[Saved data entries]
════

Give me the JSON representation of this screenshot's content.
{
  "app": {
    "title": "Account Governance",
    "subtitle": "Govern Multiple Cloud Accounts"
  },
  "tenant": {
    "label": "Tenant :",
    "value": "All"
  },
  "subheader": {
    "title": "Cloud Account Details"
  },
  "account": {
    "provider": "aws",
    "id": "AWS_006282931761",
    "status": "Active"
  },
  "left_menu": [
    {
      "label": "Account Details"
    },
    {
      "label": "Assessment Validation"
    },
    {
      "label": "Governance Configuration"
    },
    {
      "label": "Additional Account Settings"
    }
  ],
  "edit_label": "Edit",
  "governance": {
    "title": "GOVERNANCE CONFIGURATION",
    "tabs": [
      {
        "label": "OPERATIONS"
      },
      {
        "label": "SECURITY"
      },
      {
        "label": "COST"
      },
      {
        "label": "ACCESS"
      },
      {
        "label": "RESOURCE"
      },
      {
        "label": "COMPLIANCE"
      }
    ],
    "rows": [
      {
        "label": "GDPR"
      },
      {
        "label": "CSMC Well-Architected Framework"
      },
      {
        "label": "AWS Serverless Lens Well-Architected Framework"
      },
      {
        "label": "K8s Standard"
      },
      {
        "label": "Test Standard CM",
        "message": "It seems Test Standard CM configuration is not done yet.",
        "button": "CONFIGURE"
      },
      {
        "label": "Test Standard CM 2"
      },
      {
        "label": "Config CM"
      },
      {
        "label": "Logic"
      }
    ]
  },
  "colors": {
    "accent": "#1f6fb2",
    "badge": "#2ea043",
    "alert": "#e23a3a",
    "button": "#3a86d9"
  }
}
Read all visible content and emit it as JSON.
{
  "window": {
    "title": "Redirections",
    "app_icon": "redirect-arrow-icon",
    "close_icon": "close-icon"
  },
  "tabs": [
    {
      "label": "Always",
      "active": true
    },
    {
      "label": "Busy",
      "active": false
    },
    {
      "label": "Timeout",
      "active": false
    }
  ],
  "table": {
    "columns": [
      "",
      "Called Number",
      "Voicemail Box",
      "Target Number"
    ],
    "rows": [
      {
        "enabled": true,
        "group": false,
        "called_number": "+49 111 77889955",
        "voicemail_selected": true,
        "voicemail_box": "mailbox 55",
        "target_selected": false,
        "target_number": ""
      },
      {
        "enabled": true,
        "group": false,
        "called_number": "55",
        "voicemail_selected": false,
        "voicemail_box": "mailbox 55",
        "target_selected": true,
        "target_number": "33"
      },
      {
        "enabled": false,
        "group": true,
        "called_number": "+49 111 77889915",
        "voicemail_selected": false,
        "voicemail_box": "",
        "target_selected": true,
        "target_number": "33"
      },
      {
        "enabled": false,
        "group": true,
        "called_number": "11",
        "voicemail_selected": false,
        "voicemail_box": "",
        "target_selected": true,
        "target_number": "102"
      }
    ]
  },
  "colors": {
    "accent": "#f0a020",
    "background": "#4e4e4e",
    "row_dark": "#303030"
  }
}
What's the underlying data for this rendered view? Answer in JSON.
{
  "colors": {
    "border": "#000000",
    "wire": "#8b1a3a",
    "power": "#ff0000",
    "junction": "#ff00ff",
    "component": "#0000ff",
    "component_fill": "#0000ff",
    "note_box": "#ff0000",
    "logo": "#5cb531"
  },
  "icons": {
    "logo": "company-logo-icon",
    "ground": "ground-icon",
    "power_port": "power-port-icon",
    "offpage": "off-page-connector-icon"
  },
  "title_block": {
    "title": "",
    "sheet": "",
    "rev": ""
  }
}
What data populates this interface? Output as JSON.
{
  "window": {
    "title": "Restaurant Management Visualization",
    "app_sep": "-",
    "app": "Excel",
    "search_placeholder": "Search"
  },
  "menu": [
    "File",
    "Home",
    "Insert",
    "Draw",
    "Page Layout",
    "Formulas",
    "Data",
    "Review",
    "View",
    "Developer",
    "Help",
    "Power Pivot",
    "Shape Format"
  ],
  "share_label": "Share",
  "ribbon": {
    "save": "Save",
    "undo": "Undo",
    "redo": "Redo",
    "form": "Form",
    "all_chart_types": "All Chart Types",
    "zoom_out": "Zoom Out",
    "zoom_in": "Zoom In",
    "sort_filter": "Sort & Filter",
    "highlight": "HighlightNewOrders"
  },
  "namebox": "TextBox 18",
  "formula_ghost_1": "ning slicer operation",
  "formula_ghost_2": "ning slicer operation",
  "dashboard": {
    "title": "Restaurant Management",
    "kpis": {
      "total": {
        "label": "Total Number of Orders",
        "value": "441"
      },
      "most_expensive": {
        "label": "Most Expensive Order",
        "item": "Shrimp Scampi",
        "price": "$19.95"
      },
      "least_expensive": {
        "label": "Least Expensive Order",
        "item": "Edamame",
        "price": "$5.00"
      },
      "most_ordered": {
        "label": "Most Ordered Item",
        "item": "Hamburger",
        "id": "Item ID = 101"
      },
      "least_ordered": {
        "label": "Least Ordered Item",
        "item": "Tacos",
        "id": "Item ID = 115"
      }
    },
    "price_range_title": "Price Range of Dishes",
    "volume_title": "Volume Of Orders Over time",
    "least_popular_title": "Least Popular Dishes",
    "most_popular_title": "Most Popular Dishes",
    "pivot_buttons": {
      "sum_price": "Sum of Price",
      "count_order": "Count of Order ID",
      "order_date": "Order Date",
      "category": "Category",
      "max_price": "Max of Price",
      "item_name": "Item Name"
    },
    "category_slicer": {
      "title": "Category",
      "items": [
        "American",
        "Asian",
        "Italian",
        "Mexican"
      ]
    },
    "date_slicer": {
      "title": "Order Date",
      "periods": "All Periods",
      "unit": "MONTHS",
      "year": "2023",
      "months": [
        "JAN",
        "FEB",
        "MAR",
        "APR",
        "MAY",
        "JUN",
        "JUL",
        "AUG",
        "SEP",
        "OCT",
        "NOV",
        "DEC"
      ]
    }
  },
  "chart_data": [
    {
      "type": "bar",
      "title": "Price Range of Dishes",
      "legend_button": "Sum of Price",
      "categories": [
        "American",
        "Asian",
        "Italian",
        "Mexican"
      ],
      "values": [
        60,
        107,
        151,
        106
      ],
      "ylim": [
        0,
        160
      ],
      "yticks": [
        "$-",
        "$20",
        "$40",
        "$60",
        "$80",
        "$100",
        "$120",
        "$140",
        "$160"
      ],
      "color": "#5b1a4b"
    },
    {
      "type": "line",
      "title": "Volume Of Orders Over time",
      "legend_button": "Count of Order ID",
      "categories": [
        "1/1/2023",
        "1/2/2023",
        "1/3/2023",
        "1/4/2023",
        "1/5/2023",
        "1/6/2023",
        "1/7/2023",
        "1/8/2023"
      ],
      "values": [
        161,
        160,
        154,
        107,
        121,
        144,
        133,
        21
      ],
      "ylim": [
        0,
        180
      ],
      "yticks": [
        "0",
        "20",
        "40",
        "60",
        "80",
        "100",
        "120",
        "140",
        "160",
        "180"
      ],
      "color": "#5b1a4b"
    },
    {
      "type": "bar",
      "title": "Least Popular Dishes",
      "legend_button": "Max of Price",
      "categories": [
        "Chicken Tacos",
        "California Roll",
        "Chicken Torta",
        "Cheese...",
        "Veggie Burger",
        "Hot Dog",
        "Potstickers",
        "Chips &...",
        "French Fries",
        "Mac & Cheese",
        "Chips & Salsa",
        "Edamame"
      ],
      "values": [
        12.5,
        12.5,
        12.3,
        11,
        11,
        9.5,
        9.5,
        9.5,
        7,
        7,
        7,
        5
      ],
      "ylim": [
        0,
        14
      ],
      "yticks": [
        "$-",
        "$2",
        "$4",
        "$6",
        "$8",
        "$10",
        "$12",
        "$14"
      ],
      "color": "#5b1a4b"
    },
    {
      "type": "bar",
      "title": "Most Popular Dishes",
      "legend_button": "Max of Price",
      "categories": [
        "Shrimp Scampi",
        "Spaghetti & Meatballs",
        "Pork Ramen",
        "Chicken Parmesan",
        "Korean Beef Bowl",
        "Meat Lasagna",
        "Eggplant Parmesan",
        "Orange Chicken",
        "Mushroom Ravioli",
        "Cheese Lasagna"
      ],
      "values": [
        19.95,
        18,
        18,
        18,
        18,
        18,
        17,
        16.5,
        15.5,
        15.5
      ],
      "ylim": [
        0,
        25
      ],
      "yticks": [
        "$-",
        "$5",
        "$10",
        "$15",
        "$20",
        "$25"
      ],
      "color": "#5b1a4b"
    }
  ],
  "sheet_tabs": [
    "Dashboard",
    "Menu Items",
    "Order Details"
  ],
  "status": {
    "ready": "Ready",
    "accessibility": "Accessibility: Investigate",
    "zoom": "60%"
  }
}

════

### Work instructions:
Track down every line of the material containing the string "Dishes", and copy it.

### Response to the task:
    "price_range_title": "Price Range of Dishes",
    "least_popular_title": "Least Popular Dishes",
    "most_popular_title": "Most Popular Dishes",
      "title": "Price Range of Dishes",
      "title": "Least Popular Dishes",
      "title": "Most Popular Dishes",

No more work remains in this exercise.